MATERIAL FOR THE TASK:
┄┄┄┄┄┄┄┄┄┄
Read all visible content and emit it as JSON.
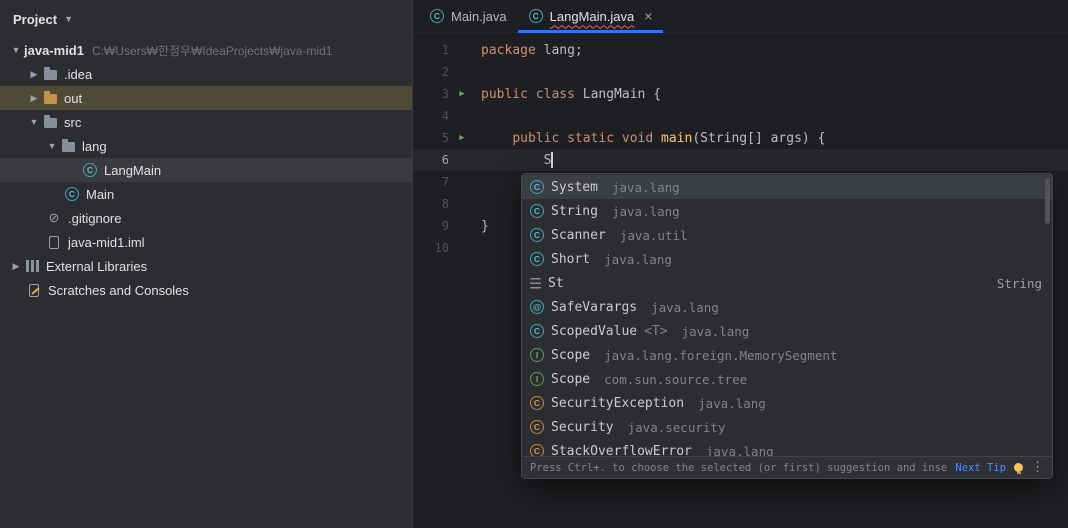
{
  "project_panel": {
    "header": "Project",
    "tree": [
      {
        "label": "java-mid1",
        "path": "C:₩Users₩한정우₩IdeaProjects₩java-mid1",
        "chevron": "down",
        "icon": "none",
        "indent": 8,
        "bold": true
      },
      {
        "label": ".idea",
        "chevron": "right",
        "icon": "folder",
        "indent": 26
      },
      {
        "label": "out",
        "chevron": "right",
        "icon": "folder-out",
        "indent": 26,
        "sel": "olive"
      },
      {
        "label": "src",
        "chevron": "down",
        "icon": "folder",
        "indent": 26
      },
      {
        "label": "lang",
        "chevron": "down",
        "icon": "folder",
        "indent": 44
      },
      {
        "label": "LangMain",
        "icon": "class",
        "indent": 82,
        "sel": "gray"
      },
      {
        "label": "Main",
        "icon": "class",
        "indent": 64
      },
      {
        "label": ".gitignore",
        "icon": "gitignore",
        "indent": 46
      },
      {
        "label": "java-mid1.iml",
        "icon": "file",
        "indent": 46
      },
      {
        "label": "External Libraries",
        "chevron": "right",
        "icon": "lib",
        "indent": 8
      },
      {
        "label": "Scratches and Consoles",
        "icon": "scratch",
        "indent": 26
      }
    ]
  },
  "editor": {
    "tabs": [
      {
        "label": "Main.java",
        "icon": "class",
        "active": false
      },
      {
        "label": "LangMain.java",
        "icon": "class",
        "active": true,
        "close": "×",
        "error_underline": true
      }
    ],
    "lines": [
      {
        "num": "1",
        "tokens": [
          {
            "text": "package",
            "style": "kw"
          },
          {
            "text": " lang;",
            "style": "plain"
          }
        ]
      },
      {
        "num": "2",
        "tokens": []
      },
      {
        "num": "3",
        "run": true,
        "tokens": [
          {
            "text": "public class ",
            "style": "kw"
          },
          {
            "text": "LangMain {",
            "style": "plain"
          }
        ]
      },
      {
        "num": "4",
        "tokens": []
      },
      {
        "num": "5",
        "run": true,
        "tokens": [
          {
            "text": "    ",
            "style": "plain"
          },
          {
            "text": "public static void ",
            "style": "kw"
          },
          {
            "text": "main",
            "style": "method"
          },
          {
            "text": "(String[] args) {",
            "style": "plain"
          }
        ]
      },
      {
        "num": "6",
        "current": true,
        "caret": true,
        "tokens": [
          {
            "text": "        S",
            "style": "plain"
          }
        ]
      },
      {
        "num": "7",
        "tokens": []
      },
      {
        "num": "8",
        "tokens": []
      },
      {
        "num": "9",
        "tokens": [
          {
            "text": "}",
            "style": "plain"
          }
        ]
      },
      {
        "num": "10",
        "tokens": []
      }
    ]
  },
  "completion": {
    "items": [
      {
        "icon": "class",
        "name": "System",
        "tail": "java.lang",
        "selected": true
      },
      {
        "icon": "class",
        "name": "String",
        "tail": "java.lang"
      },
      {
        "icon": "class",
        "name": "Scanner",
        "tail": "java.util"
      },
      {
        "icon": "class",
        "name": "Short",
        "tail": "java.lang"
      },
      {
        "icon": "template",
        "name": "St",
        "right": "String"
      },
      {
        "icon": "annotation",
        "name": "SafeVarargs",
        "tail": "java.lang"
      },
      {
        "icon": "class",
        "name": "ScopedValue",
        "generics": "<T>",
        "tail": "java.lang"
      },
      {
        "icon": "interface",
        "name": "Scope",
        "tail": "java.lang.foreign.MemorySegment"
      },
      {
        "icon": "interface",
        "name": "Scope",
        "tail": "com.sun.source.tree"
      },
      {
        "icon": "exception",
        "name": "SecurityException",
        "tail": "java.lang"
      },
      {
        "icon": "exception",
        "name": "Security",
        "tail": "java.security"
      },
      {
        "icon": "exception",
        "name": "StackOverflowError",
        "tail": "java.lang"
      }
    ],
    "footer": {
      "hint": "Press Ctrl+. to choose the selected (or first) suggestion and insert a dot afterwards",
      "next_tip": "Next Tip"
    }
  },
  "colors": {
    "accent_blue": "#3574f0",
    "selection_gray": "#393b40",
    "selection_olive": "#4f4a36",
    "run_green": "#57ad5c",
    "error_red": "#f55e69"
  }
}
┄┄┄┄┄┄┄┄┄┄
Return the whole listing, word for word, and leave out every picture.

EXPECTED OUTPUT:
Read all visible content and emit it as JSON.
{
  "project_panel": {
    "header": "Project",
    "tree": [
      {
        "label": "java-mid1",
        "path": "C:₩Users₩한정우₩IdeaProjects₩java-mid1",
        "chevron": "down",
        "icon": "none",
        "indent": 8,
        "bold": true
      },
      {
        "label": ".idea",
        "chevron": "right",
        "icon": "folder",
        "indent": 26
      },
      {
        "label": "out",
        "chevron": "right",
        "icon": "folder-out",
        "indent": 26,
        "sel": "olive"
      },
      {
        "label": "src",
        "chevron": "down",
        "icon": "folder",
        "indent": 26
      },
      {
        "label": "lang",
        "chevron": "down",
        "icon": "folder",
        "indent": 44
      },
      {
        "label": "LangMain",
        "icon": "class",
        "indent": 82,
        "sel": "gray"
      },
      {
        "label": "Main",
        "icon": "class",
        "indent": 64
      },
      {
        "label": ".gitignore",
        "icon": "gitignore",
        "indent": 46
      },
      {
        "label": "java-mid1.iml",
        "icon": "file",
        "indent": 46
      },
      {
        "label": "External Libraries",
        "chevron": "right",
        "icon": "lib",
        "indent": 8
      },
      {
        "label": "Scratches and Consoles",
        "icon": "scratch",
        "indent": 26
      }
    ]
  },
  "editor": {
    "tabs": [
      {
        "label": "Main.java",
        "icon": "class",
        "active": false
      },
      {
        "label": "LangMain.java",
        "icon": "class",
        "active": true,
        "close": "×",
        "error_underline": true
      }
    ],
    "lines": [
      {
        "num": "1",
        "tokens": [
          {
            "text": "package",
            "style": "kw"
          },
          {
            "text": " lang;",
            "style": "plain"
          }
        ]
      },
      {
        "num": "2",
        "tokens": []
      },
      {
        "num": "3",
        "run": true,
        "tokens": [
          {
            "text": "public class ",
            "style": "kw"
          },
          {
            "text": "LangMain {",
            "style": "plain"
          }
        ]
      },
      {
        "num": "4",
        "tokens": []
      },
      {
        "num": "5",
        "run": true,
        "tokens": [
          {
            "text": "    ",
            "style": "plain"
          },
          {
            "text": "public static void ",
            "style": "kw"
          },
          {
            "text": "main",
            "style": "method"
          },
          {
            "text": "(String[] args) {",
            "style": "plain"
          }
        ]
      },
      {
        "num": "6",
        "current": true,
        "caret": true,
        "tokens": [
          {
            "text": "        S",
            "style": "plain"
          }
        ]
      },
      {
        "num": "7",
        "tokens": []
      },
      {
        "num": "8",
        "tokens": []
      },
      {
        "num": "9",
        "tokens": [
          {
            "text": "}",
            "style": "plain"
          }
        ]
      },
      {
        "num": "10",
        "tokens": []
      }
    ]
  },
  "completion": {
    "items": [
      {
        "icon": "class",
        "name": "System",
        "tail": "java.lang",
        "selected": true
      },
      {
        "icon": "class",
        "name": "String",
        "tail": "java.lang"
      },
      {
        "icon": "class",
        "name": "Scanner",
        "tail": "java.util"
      },
      {
        "icon": "class",
        "name": "Short",
        "tail": "java.lang"
      },
      {
        "icon": "template",
        "name": "St",
        "right": "String"
      },
      {
        "icon": "annotation",
        "name": "SafeVarargs",
        "tail": "java.lang"
      },
      {
        "icon": "class",
        "name": "ScopedValue",
        "generics": "<T>",
        "tail": "java.lang"
      },
      {
        "icon": "interface",
        "name": "Scope",
        "tail": "java.lang.foreign.MemorySegment"
      },
      {
        "icon": "interface",
        "name": "Scope",
        "tail": "com.sun.source.tree"
      },
      {
        "icon": "exception",
        "name": "SecurityException",
        "tail": "java.lang"
      },
      {
        "icon": "exception",
        "name": "Security",
        "tail": "java.security"
      },
      {
        "icon": "exception",
        "name": "StackOverflowError",
        "tail": "java.lang"
      }
    ],
    "footer": {
      "hint": "Press Ctrl+. to choose the selected (or first) suggestion and insert a dot afterwards",
      "next_tip": "Next Tip"
    }
  },
  "colors": {
    "accent_blue": "#3574f0",
    "selection_gray": "#393b40",
    "selection_olive": "#4f4a36",
    "run_green": "#57ad5c",
    "error_red": "#f55e69"
  }
}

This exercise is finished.